Copy out the stretch of lines below, from the one containing "find all labels, buttons, inputs, and" through the one containing "page-title: 发票查验 [299, 84, 364, 103]", word for word, and leave the pictures out.

++++ SOURCE MATERIAL

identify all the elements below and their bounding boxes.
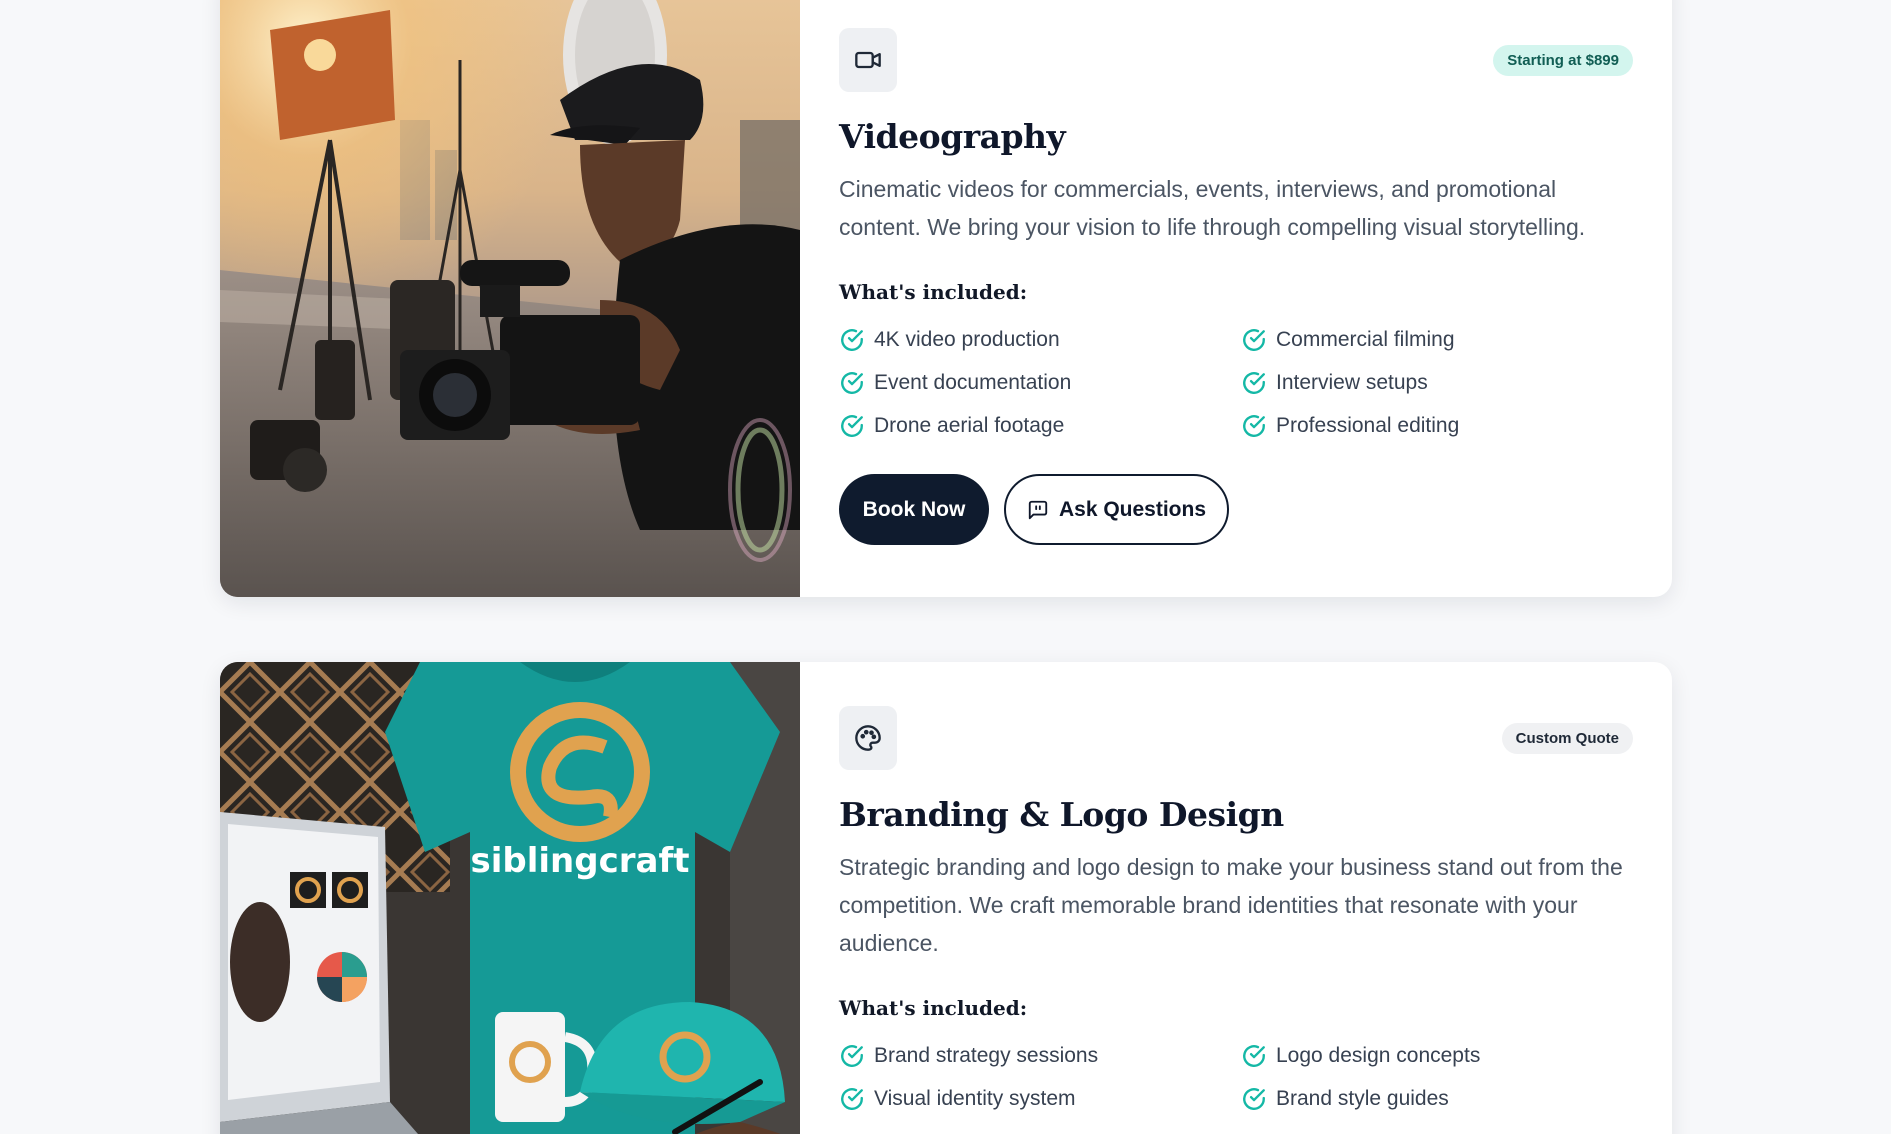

++++++++
++++ SOURCE MATERIAL

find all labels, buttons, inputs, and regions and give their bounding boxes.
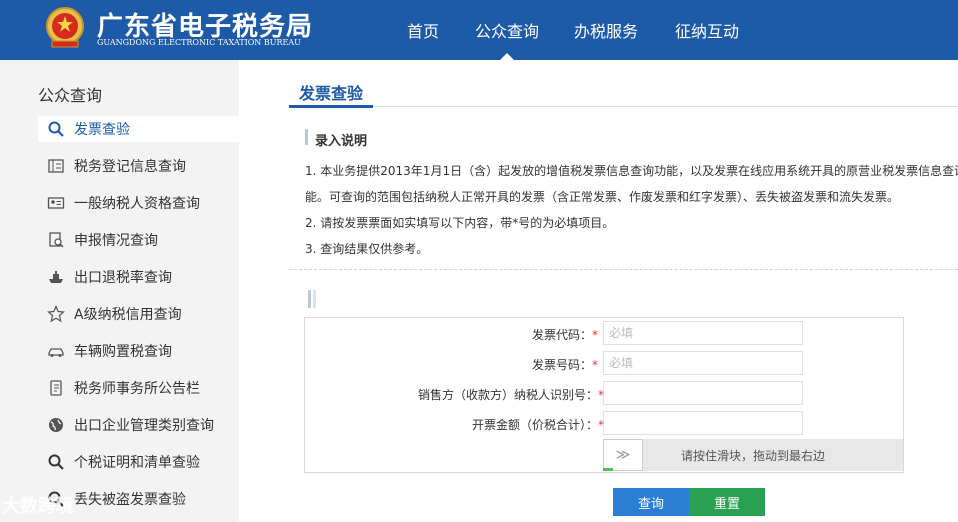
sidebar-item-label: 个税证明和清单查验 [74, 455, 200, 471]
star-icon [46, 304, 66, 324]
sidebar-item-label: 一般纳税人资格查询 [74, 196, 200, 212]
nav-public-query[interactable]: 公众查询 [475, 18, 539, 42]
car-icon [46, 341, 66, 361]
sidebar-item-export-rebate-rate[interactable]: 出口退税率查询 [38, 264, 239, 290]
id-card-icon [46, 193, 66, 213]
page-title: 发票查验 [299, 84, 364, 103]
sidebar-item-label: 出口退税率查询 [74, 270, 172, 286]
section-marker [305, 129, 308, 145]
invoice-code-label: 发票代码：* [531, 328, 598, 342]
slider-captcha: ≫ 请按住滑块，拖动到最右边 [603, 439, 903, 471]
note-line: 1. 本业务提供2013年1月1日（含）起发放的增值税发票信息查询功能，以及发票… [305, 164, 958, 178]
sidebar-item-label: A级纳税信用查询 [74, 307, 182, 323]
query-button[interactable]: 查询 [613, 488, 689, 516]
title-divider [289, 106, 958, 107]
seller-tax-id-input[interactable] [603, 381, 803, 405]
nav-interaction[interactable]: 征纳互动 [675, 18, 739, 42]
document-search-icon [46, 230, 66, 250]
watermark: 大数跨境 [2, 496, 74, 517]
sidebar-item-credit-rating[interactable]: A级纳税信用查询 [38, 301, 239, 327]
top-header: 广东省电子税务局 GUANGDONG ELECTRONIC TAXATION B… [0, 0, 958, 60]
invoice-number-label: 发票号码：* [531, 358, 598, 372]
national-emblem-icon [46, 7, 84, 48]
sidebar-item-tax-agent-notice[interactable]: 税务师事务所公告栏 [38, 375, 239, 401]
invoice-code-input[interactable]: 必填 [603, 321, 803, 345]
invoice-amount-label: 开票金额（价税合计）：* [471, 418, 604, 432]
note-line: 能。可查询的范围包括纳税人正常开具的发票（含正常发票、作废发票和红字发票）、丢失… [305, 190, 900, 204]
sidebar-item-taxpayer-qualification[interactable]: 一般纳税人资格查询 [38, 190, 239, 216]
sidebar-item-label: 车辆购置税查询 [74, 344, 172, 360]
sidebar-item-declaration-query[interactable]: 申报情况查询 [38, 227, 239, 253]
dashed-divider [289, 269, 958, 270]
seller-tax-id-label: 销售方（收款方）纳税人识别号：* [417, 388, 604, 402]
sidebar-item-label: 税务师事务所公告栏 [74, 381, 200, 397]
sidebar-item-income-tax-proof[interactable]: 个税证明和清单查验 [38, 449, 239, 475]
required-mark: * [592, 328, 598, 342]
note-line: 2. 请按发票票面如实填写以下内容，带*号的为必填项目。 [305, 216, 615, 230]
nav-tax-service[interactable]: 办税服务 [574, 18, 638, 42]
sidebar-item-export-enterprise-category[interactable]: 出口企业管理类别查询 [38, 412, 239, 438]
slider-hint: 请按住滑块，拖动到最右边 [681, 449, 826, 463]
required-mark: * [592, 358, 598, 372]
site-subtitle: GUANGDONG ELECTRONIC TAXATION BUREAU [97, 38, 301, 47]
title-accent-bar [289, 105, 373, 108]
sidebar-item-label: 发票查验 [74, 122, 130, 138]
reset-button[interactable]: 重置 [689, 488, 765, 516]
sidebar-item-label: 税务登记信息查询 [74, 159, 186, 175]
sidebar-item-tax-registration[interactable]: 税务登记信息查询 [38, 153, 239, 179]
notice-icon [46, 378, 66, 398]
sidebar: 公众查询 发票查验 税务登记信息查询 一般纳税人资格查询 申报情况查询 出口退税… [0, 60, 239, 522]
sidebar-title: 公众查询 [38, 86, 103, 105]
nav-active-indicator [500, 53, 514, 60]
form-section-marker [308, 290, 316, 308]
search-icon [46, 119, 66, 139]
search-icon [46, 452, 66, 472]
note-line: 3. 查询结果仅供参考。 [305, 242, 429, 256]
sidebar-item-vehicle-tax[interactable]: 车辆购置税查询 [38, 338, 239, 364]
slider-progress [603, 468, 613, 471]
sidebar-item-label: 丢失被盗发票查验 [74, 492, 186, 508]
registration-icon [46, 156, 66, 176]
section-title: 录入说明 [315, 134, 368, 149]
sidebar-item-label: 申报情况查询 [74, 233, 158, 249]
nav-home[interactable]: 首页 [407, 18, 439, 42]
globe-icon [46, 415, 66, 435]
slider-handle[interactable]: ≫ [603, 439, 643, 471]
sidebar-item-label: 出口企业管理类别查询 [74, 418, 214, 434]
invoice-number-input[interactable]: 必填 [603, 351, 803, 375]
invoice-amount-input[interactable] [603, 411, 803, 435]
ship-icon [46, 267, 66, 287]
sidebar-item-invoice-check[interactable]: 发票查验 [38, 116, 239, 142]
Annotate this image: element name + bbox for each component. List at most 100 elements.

++++++++

SOLUTION TO THE EXERCISE >>
find all labels, buttons, inputs, and regions and give their bounding boxes.
sidebar-item-label: 个税证明和清单查验 [74, 455, 200, 471]
star-icon [46, 304, 66, 324]
sidebar-item-label: 一般纳税人资格查询 [74, 196, 200, 212]
nav-public-query[interactable]: 公众查询 [475, 18, 539, 42]
car-icon [46, 341, 66, 361]
sidebar-item-export-rebate-rate[interactable]: 出口退税率查询 [38, 264, 239, 290]
id-card-icon [46, 193, 66, 213]
page-title: 发票查验 [299, 84, 364, 103]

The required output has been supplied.